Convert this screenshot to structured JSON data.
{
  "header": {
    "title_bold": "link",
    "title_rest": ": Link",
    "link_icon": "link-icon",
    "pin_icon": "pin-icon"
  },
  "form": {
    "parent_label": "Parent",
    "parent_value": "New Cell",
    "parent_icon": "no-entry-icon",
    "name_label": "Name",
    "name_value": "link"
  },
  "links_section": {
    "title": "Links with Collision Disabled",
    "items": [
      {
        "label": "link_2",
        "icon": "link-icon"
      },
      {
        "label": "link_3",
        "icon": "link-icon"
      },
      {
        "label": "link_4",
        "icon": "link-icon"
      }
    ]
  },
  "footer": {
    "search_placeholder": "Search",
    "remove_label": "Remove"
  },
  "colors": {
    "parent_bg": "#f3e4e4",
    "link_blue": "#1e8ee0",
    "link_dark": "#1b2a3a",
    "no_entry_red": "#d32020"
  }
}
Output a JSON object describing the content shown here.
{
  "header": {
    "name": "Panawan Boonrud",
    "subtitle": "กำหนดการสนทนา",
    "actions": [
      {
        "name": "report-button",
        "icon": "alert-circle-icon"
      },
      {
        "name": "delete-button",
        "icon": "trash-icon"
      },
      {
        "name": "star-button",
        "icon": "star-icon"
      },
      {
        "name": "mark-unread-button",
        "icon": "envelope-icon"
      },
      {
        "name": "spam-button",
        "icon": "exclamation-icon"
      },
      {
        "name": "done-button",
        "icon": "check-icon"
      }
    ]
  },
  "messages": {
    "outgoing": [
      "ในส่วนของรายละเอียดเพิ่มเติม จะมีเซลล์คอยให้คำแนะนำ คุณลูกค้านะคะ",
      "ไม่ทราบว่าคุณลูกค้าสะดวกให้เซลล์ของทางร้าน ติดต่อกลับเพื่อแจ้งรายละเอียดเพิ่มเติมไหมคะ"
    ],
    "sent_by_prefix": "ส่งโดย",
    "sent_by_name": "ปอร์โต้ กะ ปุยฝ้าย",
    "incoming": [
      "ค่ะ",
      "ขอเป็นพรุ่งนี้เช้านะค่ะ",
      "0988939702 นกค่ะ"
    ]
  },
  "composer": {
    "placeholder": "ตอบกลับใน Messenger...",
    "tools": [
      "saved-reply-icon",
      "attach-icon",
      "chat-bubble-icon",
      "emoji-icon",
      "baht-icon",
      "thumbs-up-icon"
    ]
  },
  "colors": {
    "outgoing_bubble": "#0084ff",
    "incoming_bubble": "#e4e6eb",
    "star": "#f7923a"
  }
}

• Work required
Please quote the data above in full, with no line missing.

• Task result
Convert this screenshot to structured JSON data.
{
  "header": {
    "title_bold": "link",
    "title_rest": ": Link",
    "link_icon": "link-icon",
    "pin_icon": "pin-icon"
  },
  "form": {
    "parent_label": "Parent",
    "parent_value": "New Cell",
    "parent_icon": "no-entry-icon",
    "name_label": "Name",
    "name_value": "link"
  },
  "links_section": {
    "title": "Links with Collision Disabled",
    "items": [
      {
        "label": "link_2",
        "icon": "link-icon"
      },
      {
        "label": "link_3",
        "icon": "link-icon"
      },
      {
        "label": "link_4",
        "icon": "link-icon"
      }
    ]
  },
  "footer": {
    "search_placeholder": "Search",
    "remove_label": "Remove"
  },
  "colors": {
    "parent_bg": "#f3e4e4",
    "link_blue": "#1e8ee0",
    "link_dark": "#1b2a3a",
    "no_entry_red": "#d32020"
  }
}
Output a JSON object describing the content shown here.
{
  "header": {
    "name": "Panawan Boonrud",
    "subtitle": "กำหนดการสนทนา",
    "actions": [
      {
        "name": "report-button",
        "icon": "alert-circle-icon"
      },
      {
        "name": "delete-button",
        "icon": "trash-icon"
      },
      {
        "name": "star-button",
        "icon": "star-icon"
      },
      {
        "name": "mark-unread-button",
        "icon": "envelope-icon"
      },
      {
        "name": "spam-button",
        "icon": "exclamation-icon"
      },
      {
        "name": "done-button",
        "icon": "check-icon"
      }
    ]
  },
  "messages": {
    "outgoing": [
      "ในส่วนของรายละเอียดเพิ่มเติม จะมีเซลล์คอยให้คำแนะนำ คุณลูกค้านะคะ",
      "ไม่ทราบว่าคุณลูกค้าสะดวกให้เซลล์ของทางร้าน ติดต่อกลับเพื่อแจ้งรายละเอียดเพิ่มเติมไหมคะ"
    ],
    "sent_by_prefix": "ส่งโดย",
    "sent_by_name": "ปอร์โต้ กะ ปุยฝ้าย",
    "incoming": [
      "ค่ะ",
      "ขอเป็นพรุ่งนี้เช้านะค่ะ",
      "0988939702 นกค่ะ"
    ]
  },
  "composer": {
    "placeholder": "ตอบกลับใน Messenger...",
    "tools": [
      "saved-reply-icon",
      "attach-icon",
      "chat-bubble-icon",
      "emoji-icon",
      "baht-icon",
      "thumbs-up-icon"
    ]
  },
  "colors": {
    "outgoing_bubble": "#0084ff",
    "incoming_bubble": "#e4e6eb",
    "star": "#f7923a"
  }
}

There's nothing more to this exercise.